WRITTEN PROBLEM | According to the article below about SEPTA's R8 service cuts, what is the most SEPTA is likely to save from cutting the R8?

PROVIDED PASSAGE |
━━━━━━━━

Momentum was against Marc Stier and the Northwest Campaign for Public Transportation at this month’s SEPTA board meeting. Stier, a member of the NCPT steering committee and president of the West Mount Airy Neighbors, had only three minutes to present five points to a group that had recently initiated cuts to midday service on the R8 regional rail line. His arguments followed the woeful Don Nigro, president of the Delaware Valley Association of Rail Passengers, who was interrupted mid-sentence by the board chairman due to a logical inconsistency.

The board meeting came after the November announcement that over 120 trains a week — allowing lines to run only once an hour at midday and every 90 minutes on Sundays — would be eliminated due to continuing budget problems, regardless of the transportation authority tapping into $15 million from highway construction funds in early October to help fill the deficit.

Stier’s comments primarily described the economic and convenience ramifications of reducing the rail line’s schedule and noted that the consequences would only tilt the slippery slope steeper for R8 cuts.

“In a year or two, when [the board] is faced with continuing budget problems, you will say that the R8 needs to be cut again because of a decline in ridership, a decline you have created with your current reductions,” Stier said.

Cuts to the R8 are likely to save SEPTA a maximum of $500,000 and will affect anywhere from 13 to 25 percent of its ridership during the week.

Although SEPTA approved these cuts last spring, they remain controversial because the transit authority pledged not to implement them until Harrisburg responded to the state budget situation, which may allocate enough money to cure SEPTA’s cash crisis. Stier added that the cuts were also initiated after Governor Rendell’s office offered a way for SEPTA to eliminate this year’s deficit though a “three-prong approach:” the transfer of highway funds described above, access to $10 million in a formerly restricted account and a reversal of the six percent cut in state transit aid, which allots SEPTA another $15 million.

If SEPTA follows the governor’s suggestions, the transit agency can restore $40 million of the fiscal year’s $41 million deficit and avoid fare increases and service cuts this year.

“There should be an allotment for SEPTA in federal money as well as money from the state and city,” Derek Green, chief legislative aide for City Council and executive committee member of East Mount Airy Neighbors, said. “I don’t know why SEPTA isn’t looking to Washington, D.C.”

Although financial momentum is building to fight the deficit, Northwest Philadelphia residents are wondering when vocal momentum on the SEPTA board will be a factor.

Riders and community associations are leaning on Jettie Newkirk and Christian DiCicco, both lawyers representing Philadelphia on the SEPTA board, to give alternative plans a chance.

━━━━━━━━

Records of layout regions:
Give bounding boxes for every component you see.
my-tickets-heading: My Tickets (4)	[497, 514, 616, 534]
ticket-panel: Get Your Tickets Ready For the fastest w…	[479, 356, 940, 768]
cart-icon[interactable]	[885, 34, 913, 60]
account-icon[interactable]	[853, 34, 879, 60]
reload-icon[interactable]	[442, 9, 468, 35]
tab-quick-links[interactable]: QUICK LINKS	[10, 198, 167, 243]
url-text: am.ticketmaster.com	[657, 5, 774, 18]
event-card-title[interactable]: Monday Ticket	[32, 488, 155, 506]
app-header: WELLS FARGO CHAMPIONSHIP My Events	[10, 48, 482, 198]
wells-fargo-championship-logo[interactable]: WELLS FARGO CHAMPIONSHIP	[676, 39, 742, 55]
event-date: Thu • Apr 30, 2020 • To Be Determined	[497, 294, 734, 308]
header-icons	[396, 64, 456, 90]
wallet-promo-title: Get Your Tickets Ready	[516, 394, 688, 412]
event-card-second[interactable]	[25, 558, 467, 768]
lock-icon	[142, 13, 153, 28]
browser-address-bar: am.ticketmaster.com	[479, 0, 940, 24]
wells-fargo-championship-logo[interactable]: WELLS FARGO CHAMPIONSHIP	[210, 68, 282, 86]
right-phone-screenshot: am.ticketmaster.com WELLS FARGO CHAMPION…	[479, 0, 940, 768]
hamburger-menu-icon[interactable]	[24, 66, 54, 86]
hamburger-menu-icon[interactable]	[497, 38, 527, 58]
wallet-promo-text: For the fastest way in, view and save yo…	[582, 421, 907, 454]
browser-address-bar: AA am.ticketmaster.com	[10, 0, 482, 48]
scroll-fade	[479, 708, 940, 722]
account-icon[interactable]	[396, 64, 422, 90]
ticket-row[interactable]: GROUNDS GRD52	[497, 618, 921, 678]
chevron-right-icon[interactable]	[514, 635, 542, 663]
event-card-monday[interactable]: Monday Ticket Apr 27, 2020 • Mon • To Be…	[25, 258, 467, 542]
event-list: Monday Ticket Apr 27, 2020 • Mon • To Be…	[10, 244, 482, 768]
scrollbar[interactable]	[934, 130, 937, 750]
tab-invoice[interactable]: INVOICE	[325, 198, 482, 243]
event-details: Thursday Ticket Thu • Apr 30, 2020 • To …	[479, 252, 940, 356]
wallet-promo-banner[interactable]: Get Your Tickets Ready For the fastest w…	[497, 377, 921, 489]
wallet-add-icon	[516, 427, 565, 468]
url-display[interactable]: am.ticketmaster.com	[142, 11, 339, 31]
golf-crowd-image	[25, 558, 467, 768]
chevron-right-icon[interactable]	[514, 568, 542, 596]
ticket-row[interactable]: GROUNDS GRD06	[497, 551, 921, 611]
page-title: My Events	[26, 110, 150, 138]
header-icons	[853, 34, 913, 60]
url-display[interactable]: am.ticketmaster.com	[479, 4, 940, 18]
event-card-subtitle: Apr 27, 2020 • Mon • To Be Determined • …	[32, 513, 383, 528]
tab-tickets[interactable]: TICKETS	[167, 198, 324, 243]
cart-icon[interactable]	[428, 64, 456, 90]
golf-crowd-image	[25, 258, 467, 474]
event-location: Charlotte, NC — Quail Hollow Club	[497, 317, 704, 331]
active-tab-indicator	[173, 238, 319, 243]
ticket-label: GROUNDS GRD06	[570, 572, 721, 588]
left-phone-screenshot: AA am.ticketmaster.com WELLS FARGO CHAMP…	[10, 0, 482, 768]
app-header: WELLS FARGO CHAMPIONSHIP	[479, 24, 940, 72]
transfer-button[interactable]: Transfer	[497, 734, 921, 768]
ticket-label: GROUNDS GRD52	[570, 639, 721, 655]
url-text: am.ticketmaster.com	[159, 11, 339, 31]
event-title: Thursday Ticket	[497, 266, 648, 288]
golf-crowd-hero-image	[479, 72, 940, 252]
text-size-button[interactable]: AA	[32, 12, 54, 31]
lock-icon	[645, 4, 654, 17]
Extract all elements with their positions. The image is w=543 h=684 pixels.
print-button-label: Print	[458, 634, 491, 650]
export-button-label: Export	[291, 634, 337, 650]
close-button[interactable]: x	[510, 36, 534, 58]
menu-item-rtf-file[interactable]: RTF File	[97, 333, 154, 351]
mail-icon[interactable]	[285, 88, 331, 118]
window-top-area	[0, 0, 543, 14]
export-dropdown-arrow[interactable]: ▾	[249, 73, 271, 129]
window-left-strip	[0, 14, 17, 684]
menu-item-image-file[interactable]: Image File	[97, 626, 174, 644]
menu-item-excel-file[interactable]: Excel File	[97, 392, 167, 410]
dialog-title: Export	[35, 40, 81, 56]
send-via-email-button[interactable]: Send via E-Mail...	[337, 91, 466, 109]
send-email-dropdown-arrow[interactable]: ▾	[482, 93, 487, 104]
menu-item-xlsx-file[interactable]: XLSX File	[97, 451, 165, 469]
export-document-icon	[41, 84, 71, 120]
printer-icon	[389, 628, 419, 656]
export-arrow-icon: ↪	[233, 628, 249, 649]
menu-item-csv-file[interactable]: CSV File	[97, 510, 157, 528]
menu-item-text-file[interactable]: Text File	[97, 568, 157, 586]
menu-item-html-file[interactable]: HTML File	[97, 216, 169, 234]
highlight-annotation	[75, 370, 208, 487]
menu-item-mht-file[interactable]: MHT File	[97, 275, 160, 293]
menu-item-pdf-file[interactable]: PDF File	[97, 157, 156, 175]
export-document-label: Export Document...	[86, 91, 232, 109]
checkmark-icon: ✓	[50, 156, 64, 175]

━━━━━━━━

FINAL RESULT | A maximum of $500,000.